» THE DATA
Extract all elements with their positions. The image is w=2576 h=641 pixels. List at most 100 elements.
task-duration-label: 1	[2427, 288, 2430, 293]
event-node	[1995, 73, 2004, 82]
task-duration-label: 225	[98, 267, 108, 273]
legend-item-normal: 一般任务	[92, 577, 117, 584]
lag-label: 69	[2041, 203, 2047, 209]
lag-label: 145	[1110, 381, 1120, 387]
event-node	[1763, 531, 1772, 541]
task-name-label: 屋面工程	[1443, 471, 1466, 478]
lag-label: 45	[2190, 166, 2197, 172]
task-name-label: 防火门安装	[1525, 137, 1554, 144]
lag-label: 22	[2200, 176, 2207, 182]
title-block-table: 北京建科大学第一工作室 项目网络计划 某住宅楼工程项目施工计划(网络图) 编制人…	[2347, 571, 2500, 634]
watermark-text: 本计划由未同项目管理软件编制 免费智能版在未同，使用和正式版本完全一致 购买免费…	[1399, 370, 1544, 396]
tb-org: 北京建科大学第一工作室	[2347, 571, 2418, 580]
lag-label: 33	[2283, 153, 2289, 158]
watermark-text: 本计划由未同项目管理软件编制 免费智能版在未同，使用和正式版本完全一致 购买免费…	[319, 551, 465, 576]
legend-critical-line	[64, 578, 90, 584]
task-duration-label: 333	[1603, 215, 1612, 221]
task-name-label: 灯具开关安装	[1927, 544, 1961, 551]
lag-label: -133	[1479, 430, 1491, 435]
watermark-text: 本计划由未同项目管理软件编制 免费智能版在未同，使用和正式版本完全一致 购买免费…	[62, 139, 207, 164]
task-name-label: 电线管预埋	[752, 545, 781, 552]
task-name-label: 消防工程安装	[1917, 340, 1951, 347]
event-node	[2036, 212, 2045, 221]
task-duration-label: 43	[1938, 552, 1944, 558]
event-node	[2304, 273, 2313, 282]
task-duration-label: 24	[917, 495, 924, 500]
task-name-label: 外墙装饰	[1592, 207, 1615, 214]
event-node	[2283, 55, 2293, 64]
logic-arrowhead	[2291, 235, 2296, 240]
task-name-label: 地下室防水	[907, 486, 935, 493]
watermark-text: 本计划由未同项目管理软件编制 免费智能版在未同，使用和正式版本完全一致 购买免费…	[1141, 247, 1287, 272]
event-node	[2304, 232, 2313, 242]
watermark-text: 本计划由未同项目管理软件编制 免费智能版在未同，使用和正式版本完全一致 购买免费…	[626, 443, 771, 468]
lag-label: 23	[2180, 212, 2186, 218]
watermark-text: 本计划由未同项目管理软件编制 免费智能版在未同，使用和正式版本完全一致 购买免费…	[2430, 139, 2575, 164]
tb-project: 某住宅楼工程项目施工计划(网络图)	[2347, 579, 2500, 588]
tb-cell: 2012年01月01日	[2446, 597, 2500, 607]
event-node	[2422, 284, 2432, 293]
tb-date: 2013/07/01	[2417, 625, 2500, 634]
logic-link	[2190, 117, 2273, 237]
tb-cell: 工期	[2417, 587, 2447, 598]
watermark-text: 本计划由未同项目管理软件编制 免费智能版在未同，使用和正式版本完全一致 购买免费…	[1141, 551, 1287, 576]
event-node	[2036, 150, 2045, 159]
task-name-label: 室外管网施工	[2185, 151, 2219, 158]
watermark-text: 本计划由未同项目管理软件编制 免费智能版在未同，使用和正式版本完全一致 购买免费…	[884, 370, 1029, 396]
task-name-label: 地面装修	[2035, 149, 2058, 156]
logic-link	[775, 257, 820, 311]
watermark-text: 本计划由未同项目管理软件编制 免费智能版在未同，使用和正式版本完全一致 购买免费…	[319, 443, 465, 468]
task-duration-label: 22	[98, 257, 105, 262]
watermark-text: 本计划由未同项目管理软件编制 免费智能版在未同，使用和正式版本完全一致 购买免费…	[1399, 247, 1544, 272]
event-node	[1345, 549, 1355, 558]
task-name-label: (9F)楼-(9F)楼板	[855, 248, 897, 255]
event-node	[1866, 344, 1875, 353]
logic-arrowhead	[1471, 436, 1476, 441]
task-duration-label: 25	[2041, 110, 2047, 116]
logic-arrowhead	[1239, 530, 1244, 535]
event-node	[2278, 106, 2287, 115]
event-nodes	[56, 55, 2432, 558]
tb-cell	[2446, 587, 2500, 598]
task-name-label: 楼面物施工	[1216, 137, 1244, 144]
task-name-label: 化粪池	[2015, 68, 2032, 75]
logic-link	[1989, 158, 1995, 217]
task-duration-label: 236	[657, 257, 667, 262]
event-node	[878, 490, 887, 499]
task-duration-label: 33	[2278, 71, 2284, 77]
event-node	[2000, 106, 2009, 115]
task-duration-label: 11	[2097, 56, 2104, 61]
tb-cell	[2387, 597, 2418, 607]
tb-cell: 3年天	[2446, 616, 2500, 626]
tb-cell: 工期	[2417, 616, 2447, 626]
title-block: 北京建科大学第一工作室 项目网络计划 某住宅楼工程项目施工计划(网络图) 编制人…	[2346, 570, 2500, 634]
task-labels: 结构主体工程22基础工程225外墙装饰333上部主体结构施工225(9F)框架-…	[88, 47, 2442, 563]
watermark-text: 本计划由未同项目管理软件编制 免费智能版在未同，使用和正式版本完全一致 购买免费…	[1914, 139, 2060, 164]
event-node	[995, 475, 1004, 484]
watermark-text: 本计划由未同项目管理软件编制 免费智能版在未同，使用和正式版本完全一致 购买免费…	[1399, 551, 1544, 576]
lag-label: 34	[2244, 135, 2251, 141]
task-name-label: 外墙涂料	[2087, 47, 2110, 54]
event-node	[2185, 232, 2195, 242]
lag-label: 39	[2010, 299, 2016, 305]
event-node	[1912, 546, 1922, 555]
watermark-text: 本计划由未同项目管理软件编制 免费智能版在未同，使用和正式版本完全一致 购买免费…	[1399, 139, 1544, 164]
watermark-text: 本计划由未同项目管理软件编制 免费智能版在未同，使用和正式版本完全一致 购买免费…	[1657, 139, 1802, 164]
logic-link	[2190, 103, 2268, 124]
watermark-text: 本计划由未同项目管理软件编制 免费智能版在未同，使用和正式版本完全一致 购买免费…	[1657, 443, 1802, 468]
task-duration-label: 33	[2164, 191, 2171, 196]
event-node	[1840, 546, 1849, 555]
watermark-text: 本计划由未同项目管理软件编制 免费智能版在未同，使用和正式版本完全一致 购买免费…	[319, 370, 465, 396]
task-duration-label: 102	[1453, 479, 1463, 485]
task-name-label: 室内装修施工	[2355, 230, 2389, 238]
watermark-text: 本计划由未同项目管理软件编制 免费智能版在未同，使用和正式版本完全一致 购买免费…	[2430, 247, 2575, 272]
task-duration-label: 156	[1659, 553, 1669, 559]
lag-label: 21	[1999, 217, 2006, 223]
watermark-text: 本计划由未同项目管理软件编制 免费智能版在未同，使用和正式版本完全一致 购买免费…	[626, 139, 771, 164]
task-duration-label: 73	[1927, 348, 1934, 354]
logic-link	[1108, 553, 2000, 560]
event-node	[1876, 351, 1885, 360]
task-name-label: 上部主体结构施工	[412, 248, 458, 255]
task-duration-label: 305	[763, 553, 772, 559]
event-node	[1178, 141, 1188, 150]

» YOUR TASK
Rewrite the items above with every "lag-label" replaced by "lag-text", leaving everything else unchanged.

» FINAL RESULT
Extract all elements with their positions. The image is w=2576 h=641 pixels. List at most 100 elements.
task-duration-label: 1	[2427, 288, 2430, 293]
event-node	[1995, 73, 2004, 82]
task-duration-label: 225	[98, 267, 108, 273]
legend-item-normal: 一般任务	[92, 577, 117, 584]
lag-text: 69	[2041, 203, 2047, 209]
lag-text: 145	[1110, 381, 1120, 387]
event-node	[1763, 531, 1772, 541]
task-name-label: 屋面工程	[1443, 471, 1466, 478]
lag-text: 45	[2190, 166, 2197, 172]
task-name-label: 防火门安装	[1525, 137, 1554, 144]
lag-text: 22	[2200, 176, 2207, 182]
title-block-table: 北京建科大学第一工作室 项目网络计划 某住宅楼工程项目施工计划(网络图) 编制人…	[2347, 571, 2500, 634]
watermark-text: 本计划由未同项目管理软件编制 免费智能版在未同，使用和正式版本完全一致 购买免费…	[1399, 370, 1544, 396]
tb-org: 北京建科大学第一工作室	[2347, 571, 2418, 580]
lag-text: 33	[2283, 153, 2289, 158]
watermark-text: 本计划由未同项目管理软件编制 免费智能版在未同，使用和正式版本完全一致 购买免费…	[319, 551, 465, 576]
legend-critical-line	[64, 578, 90, 584]
task-duration-label: 333	[1603, 215, 1612, 221]
task-name-label: 灯具开关安装	[1927, 544, 1961, 551]
lag-text: -133	[1479, 430, 1491, 435]
watermark-text: 本计划由未同项目管理软件编制 免费智能版在未同，使用和正式版本完全一致 购买免费…	[62, 139, 207, 164]
task-name-label: 电线管预埋	[752, 545, 781, 552]
task-name-label: 消防工程安装	[1917, 340, 1951, 347]
event-node	[2036, 212, 2045, 221]
task-duration-label: 43	[1938, 552, 1944, 558]
event-node	[2304, 273, 2313, 282]
task-duration-label: 24	[917, 495, 924, 500]
task-name-label: 外墙装饰	[1592, 207, 1615, 214]
event-node	[2283, 55, 2293, 64]
logic-arrowhead	[2291, 235, 2296, 240]
task-name-label: 地下室防水	[907, 486, 935, 493]
watermark-text: 本计划由未同项目管理软件编制 免费智能版在未同，使用和正式版本完全一致 购买免费…	[1141, 247, 1287, 272]
event-node	[2304, 232, 2313, 242]
watermark-text: 本计划由未同项目管理软件编制 免费智能版在未同，使用和正式版本完全一致 购买免费…	[626, 443, 771, 468]
lag-text: 23	[2180, 212, 2186, 218]
watermark-text: 本计划由未同项目管理软件编制 免费智能版在未同，使用和正式版本完全一致 购买免费…	[2430, 139, 2575, 164]
tb-project: 某住宅楼工程项目施工计划(网络图)	[2347, 579, 2500, 588]
tb-cell: 2012年01月01日	[2446, 597, 2500, 607]
event-node	[2422, 284, 2432, 293]
tb-date: 2013/07/01	[2417, 625, 2500, 634]
logic-link	[2190, 117, 2273, 237]
tb-cell: 工期	[2417, 587, 2447, 598]
watermark-text: 本计划由未同项目管理软件编制 免费智能版在未同，使用和正式版本完全一致 购买免费…	[1141, 551, 1287, 576]
event-node	[2036, 150, 2045, 159]
task-name-label: 室外管网施工	[2185, 151, 2219, 158]
watermark-text: 本计划由未同项目管理软件编制 免费智能版在未同，使用和正式版本完全一致 购买免费…	[884, 370, 1029, 396]
task-name-label: 地面装修	[2035, 149, 2058, 156]
logic-link	[775, 257, 820, 311]
watermark-text: 本计划由未同项目管理软件编制 免费智能版在未同，使用和正式版本完全一致 购买免费…	[319, 443, 465, 468]
task-duration-label: 22	[98, 257, 105, 262]
watermark-text: 本计划由未同项目管理软件编制 免费智能版在未同，使用和正式版本完全一致 购买免费…	[1399, 247, 1544, 272]
event-node	[1345, 549, 1355, 558]
task-name-label: (9F)楼-(9F)楼板	[855, 248, 897, 255]
event-node	[1866, 344, 1875, 353]
logic-arrowhead	[1471, 436, 1476, 441]
task-duration-label: 25	[2041, 110, 2047, 116]
logic-arrowhead	[1239, 530, 1244, 535]
event-node	[2278, 106, 2287, 115]
event-nodes	[56, 55, 2432, 558]
tb-cell	[2446, 587, 2500, 598]
task-name-label: 楼面物施工	[1216, 137, 1244, 144]
task-name-label: 化粪池	[2015, 68, 2032, 75]
logic-link	[1989, 158, 1995, 217]
task-duration-label: 236	[657, 257, 667, 262]
event-node	[878, 490, 887, 499]
task-duration-label: 33	[2278, 71, 2284, 77]
event-node	[2000, 106, 2009, 115]
task-duration-label: 11	[2097, 56, 2104, 61]
tb-cell	[2387, 597, 2418, 607]
tb-cell: 3年天	[2446, 616, 2500, 626]
tb-cell: 工期	[2417, 616, 2447, 626]
title-block: 北京建科大学第一工作室 项目网络计划 某住宅楼工程项目施工计划(网络图) 编制人…	[2346, 570, 2500, 634]
task-labels: 结构主体工程22基础工程225外墙装饰333上部主体结构施工225(9F)框架-…	[88, 47, 2442, 563]
watermark-text: 本计划由未同项目管理软件编制 免费智能版在未同，使用和正式版本完全一致 购买免费…	[1914, 139, 2060, 164]
event-node	[995, 475, 1004, 484]
watermark-text: 本计划由未同项目管理软件编制 免费智能版在未同，使用和正式版本完全一致 购买免费…	[1399, 551, 1544, 576]
lag-text: 34	[2244, 135, 2251, 141]
task-name-label: 外墙涂料	[2087, 47, 2110, 54]
event-node	[2185, 232, 2195, 242]
lag-text: 39	[2010, 299, 2016, 305]
event-node	[1912, 546, 1922, 555]
watermark-text: 本计划由未同项目管理软件编制 免费智能版在未同，使用和正式版本完全一致 购买免费…	[1399, 139, 1544, 164]
watermark-text: 本计划由未同项目管理软件编制 免费智能版在未同，使用和正式版本完全一致 购买免费…	[1657, 139, 1802, 164]
logic-link	[2190, 103, 2268, 124]
watermark-text: 本计划由未同项目管理软件编制 免费智能版在未同，使用和正式版本完全一致 购买免费…	[1657, 443, 1802, 468]
task-duration-label: 33	[2164, 191, 2171, 196]
event-node	[1840, 546, 1849, 555]
watermark-text: 本计划由未同项目管理软件编制 免费智能版在未同，使用和正式版本完全一致 购买免费…	[319, 370, 465, 396]
task-duration-label: 102	[1453, 479, 1463, 485]
task-name-label: 室内装修施工	[2355, 230, 2389, 238]
watermark-text: 本计划由未同项目管理软件编制 免费智能版在未同，使用和正式版本完全一致 购买免费…	[2430, 247, 2575, 272]
task-duration-label: 156	[1659, 553, 1669, 559]
lag-text: 21	[1999, 217, 2006, 223]
watermark-text: 本计划由未同项目管理软件编制 免费智能版在未同，使用和正式版本完全一致 购买免费…	[626, 139, 771, 164]
task-duration-label: 73	[1927, 348, 1934, 354]
logic-link	[1108, 553, 2000, 560]
event-node	[1876, 351, 1885, 360]
task-name-label: 上部主体结构施工	[412, 248, 458, 255]
task-duration-label: 305	[763, 553, 772, 559]
event-node	[1178, 141, 1188, 150]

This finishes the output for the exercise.